— RECORDS FOR THE EXERCISE —
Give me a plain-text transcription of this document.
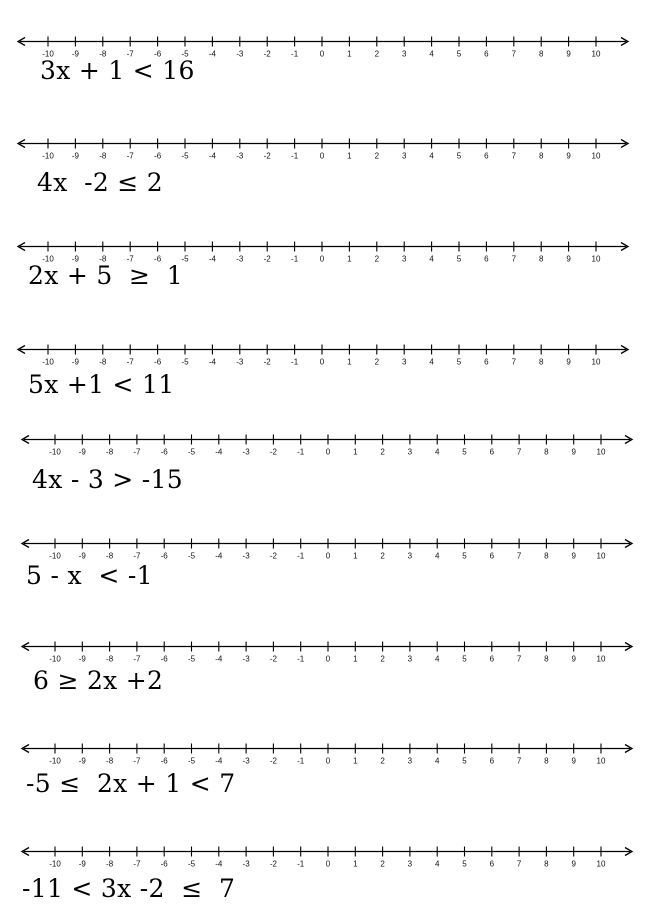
-10 -9	-8	-7	-6	-5	-4	-3	-2	-1	0	1	2	3	4	5	6	7	8	9	10
3x + 1 < 16
-10 -9	-8	-7	-6	-5	-4	-3	-2	-1	0	1	2	3	4	5	6	7	8	9	10
4x  -2 ≤ 2
-10 -9	-8	-7	-6	-5	-4	-3	-2	-1	0	1	2	3	4	5	6	7	8	9	10
2x + 5  ≥  1
-10 -9	-8	-7	-6	-5	-4	-3	-2	-1	0	1	2	3	4	5	6	7	8	9	10
5x +1 < 11
-10 -9	-8	-7	-6	-5	-4	-3	-2	-1	0	1	2	3	4	5	6	7	8	9	10
4x - 3 > -15
-10 -9	-8	-7	-6	-5	-4	-3	-2	-1	0	1	2	3	4	5	6	7	8	9	10
5 - x  < -1
-10 -9	-8	-7	-6	-5	-4	-3	-2	-1	0	1	2	3	4	5	6	7	8	9	10
6 ≥ 2x +2
-10 -9	-8	-7	-6	-5	-4	-3	-2	-1	0	1	2	3	4	5	6	7	8	9	10
-5 ≤  2x + 1 < 7
-10 -9	-8	-7	-6	-5	-4	-3	-2	-1	0	1	2	3	4	5	6	7	8	9	10
-11 < 3x -2  ≤  7
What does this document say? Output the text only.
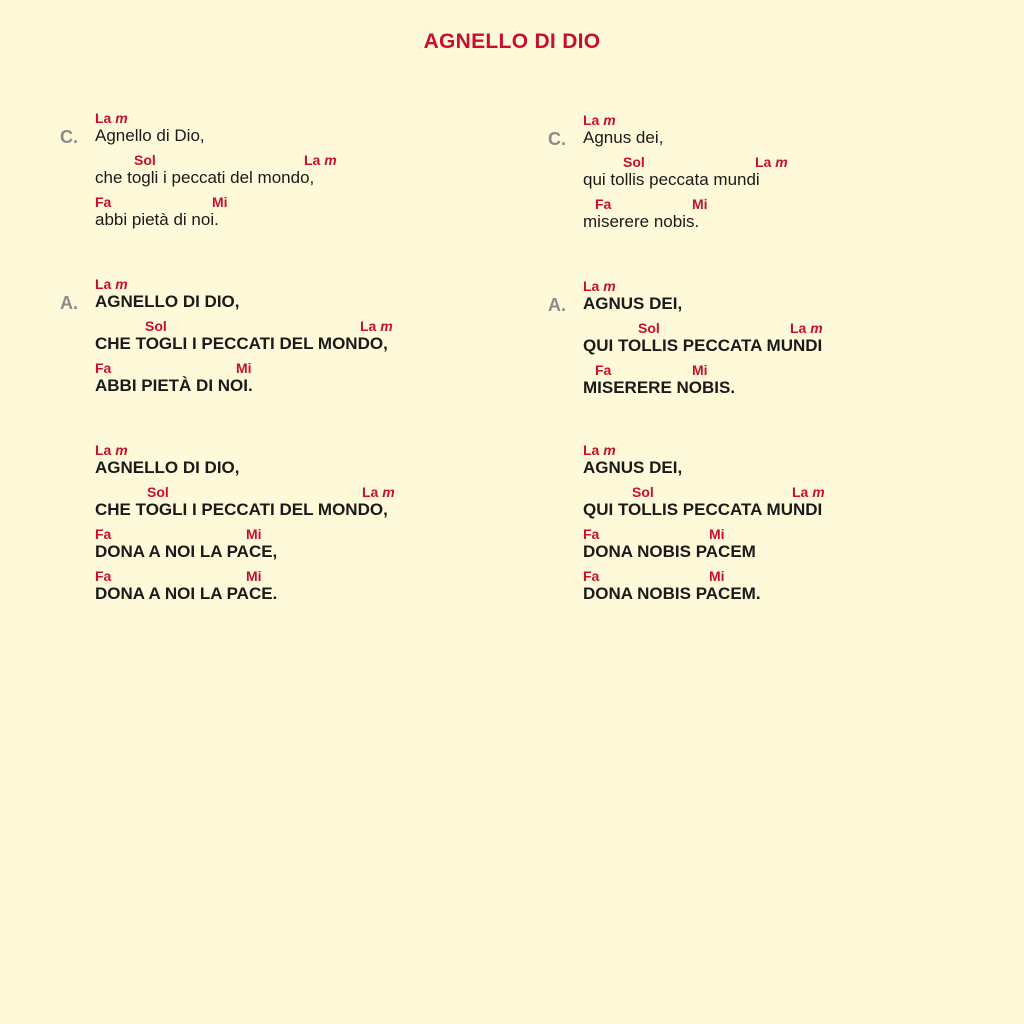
AGNELLO DI DIO
C.
La m
Agnello di Dio,
Sol	La m
che togli i peccati del mondo,
Fa	Mi
abbi pietà di noi.
A.
La m
AGNELLO DI DIO,
Sol	La m
CHE TOGLI I PECCATI DEL MONDO,
Fa	Mi
ABBI PIETÀ DI NOI.
La m
AGNELLO DI DIO,
Sol	La m
CHE TOGLI I PECCATI DEL MONDO,
Fa	Mi
DONA A NOI LA PACE,
Fa	Mi
DONA A NOI LA PACE.
C.
La m
Agnus dei,
Sol	La m
qui tollis peccata mundi
Fa	Mi
miserere nobis.
A.
La m
AGNUS DEI,
Sol	La m
QUI TOLLIS PECCATA MUNDI
Fa	Mi
MISERERE NOBIS.
La m
AGNUS DEI,
Sol	La m
QUI TOLLIS PECCATA MUNDI
Fa	Mi
DONA NOBIS PACEM
Fa	Mi
DONA NOBIS PACEM.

— BRIEF —
Return from the data every line that holds "DONA".

— RESULT OF THIS TASK —
DONA A NOI LA PACE,
DONA A NOI LA PACE.
DONA NOBIS PACEM
DONA NOBIS PACEM.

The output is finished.